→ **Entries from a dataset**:
------------------------------------------------
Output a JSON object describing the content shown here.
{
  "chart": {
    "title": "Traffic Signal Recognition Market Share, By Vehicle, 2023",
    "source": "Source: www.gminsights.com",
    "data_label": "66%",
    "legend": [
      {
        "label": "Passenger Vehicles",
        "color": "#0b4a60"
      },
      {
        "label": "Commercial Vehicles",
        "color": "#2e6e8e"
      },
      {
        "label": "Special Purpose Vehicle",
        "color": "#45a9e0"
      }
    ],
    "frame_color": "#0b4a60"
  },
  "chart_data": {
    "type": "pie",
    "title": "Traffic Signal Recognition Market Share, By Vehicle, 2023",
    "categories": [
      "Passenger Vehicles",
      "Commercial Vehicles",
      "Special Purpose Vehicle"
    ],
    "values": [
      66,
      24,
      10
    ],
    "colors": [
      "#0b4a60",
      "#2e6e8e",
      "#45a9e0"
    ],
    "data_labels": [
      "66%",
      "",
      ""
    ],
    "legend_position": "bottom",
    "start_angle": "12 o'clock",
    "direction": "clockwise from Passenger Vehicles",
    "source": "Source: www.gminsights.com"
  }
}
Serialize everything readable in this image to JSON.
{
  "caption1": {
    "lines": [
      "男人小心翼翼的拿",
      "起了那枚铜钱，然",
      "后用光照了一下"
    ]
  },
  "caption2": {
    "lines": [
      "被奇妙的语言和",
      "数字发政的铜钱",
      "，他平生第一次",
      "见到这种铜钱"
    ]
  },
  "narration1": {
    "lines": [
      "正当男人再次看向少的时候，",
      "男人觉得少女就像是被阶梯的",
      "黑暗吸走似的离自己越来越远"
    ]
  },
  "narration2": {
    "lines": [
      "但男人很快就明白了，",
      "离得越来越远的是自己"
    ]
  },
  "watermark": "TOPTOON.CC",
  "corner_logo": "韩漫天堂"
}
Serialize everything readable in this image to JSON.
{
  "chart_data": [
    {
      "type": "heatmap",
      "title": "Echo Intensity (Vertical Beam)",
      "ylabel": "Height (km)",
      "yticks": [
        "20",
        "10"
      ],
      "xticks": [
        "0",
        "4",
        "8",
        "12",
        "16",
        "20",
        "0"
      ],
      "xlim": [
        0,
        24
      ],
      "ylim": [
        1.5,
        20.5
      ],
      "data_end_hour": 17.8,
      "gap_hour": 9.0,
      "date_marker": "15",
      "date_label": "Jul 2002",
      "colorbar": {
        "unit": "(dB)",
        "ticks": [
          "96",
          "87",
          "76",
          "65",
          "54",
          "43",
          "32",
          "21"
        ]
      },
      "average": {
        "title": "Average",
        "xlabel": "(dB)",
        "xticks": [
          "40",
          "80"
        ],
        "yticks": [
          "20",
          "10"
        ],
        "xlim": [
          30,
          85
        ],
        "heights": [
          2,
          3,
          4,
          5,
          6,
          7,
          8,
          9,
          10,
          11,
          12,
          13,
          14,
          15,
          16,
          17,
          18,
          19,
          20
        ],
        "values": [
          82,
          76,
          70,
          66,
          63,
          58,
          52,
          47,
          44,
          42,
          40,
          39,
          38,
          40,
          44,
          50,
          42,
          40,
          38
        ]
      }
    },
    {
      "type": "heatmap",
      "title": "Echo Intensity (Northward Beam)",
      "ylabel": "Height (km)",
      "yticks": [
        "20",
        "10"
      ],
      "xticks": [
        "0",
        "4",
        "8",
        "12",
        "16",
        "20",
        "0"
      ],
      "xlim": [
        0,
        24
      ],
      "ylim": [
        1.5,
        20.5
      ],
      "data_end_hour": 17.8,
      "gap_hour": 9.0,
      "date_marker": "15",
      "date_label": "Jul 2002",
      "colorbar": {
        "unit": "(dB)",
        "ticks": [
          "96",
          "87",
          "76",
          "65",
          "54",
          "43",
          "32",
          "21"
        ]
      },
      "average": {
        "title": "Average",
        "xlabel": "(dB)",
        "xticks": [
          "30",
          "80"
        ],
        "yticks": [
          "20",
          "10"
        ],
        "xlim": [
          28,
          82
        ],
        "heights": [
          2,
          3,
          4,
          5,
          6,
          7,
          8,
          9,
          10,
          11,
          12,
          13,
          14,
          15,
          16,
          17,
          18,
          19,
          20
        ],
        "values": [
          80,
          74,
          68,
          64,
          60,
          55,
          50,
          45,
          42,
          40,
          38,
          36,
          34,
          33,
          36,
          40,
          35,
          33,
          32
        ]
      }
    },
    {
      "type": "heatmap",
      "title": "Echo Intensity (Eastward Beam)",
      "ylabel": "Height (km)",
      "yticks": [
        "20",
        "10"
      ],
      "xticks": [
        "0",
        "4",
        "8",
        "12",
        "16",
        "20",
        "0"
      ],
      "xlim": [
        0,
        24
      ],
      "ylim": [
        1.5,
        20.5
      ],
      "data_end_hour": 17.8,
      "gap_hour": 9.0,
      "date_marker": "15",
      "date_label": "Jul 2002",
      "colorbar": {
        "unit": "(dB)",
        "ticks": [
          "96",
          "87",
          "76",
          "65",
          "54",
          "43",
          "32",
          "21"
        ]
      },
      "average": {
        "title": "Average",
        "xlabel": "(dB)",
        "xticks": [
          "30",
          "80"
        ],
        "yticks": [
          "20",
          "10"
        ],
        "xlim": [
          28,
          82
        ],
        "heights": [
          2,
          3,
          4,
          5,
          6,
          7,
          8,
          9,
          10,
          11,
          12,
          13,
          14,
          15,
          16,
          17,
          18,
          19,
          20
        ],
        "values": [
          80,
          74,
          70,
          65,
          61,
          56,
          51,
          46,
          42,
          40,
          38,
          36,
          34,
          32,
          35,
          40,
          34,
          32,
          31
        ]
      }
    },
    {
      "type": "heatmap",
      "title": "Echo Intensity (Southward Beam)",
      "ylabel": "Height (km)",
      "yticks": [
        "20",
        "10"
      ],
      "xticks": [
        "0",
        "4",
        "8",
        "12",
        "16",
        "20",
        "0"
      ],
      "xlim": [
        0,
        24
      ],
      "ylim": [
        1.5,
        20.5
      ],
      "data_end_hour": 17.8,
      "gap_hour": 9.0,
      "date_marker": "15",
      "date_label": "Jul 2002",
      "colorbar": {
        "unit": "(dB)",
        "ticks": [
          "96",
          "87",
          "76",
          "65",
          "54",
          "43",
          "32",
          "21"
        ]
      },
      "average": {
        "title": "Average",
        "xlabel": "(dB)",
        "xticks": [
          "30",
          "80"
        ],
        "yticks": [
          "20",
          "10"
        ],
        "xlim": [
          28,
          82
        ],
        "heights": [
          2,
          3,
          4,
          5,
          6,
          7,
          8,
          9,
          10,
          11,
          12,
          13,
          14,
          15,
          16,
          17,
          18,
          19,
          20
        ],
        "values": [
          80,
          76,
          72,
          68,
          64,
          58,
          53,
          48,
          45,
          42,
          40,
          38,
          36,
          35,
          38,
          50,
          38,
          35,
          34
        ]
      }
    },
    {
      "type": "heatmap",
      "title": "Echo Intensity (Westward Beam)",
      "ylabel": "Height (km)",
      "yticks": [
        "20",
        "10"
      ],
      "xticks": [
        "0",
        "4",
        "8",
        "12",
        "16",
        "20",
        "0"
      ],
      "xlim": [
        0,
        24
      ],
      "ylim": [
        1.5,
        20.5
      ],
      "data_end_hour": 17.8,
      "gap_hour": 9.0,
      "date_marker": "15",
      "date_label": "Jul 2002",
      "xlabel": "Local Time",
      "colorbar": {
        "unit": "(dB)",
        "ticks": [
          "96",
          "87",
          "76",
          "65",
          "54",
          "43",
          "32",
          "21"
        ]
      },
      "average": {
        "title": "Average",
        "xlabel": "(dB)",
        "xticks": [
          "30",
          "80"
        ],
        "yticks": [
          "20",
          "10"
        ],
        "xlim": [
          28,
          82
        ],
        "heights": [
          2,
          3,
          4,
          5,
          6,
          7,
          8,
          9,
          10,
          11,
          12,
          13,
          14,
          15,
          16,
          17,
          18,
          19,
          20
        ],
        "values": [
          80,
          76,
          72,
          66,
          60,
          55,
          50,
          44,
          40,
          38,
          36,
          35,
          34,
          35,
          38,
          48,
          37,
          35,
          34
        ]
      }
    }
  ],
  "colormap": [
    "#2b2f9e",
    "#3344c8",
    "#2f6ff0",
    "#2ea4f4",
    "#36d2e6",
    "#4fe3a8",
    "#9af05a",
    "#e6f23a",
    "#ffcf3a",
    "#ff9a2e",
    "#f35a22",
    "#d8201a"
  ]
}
------------------------------------------------
→ **PROBLEM REQUIREMENTS**:
From the records above, pull out each line that has "Passenger".

→ **OUTPUT OF THE EXERCISE**:
        "label": "Passenger Vehicles",
      "Passenger Vehicles",
    "direction": "clockwise from Passenger Vehicles",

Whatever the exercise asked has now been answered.